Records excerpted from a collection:
* * *

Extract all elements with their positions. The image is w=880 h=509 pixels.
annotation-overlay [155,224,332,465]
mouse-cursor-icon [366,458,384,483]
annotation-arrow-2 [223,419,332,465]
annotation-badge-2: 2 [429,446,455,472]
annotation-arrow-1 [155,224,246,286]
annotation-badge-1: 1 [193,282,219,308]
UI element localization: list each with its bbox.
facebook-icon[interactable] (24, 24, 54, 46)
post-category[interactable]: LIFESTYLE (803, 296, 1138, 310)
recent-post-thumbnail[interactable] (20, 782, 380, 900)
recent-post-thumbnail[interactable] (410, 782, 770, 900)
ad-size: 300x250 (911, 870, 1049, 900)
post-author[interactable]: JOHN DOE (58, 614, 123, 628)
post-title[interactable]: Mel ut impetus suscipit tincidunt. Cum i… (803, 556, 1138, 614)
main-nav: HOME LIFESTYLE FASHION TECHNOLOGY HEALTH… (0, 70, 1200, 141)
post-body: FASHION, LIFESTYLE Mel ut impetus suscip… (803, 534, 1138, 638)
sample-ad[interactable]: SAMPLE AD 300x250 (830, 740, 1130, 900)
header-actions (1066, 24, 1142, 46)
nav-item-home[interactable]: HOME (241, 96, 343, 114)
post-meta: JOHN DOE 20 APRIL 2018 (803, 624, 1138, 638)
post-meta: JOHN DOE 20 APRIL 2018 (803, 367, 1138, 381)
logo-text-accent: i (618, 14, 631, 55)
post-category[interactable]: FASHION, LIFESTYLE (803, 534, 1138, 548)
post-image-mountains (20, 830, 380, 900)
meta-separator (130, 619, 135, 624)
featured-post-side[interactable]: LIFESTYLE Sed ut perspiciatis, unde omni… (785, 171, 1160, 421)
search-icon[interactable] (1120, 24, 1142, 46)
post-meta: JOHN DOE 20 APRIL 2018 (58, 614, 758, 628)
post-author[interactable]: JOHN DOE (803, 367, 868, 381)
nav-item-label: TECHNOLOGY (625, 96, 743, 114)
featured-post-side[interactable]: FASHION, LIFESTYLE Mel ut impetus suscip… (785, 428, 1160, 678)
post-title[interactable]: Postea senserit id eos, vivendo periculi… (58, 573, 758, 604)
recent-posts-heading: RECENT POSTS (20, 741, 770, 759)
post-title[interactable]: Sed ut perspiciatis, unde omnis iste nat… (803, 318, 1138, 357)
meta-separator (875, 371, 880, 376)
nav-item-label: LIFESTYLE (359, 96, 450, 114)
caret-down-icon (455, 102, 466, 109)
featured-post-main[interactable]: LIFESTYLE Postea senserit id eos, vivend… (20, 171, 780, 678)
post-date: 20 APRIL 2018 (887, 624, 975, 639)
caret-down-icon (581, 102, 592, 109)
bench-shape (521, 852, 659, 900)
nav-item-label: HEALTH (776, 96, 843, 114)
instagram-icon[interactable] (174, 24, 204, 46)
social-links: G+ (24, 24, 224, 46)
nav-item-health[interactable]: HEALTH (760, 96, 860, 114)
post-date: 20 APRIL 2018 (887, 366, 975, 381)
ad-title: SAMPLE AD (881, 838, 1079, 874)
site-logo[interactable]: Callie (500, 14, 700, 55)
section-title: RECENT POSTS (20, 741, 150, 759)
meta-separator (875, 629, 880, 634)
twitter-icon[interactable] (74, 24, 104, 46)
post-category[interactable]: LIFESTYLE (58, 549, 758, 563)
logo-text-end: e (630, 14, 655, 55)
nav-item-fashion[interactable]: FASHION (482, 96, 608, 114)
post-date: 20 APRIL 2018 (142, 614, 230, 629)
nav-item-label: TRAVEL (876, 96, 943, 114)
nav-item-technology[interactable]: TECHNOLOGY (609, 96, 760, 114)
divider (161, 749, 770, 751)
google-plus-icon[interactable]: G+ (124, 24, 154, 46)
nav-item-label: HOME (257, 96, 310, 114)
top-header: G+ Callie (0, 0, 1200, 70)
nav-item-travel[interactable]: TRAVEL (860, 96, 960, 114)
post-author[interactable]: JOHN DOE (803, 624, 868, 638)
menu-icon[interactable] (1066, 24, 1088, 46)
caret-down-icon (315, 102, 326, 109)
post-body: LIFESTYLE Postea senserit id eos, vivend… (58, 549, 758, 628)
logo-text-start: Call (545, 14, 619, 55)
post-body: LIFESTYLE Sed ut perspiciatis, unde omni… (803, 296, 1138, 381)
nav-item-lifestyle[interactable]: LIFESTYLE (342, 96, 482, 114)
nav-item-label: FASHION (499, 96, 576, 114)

* * *

■ **Exercise**
Return every line from the items above that contains the string "TRAVEL".

■ **Exercise response**
nav-item-label: TRAVEL (876, 96, 943, 114)
nav-item-travel[interactable]: TRAVEL (860, 96, 960, 114)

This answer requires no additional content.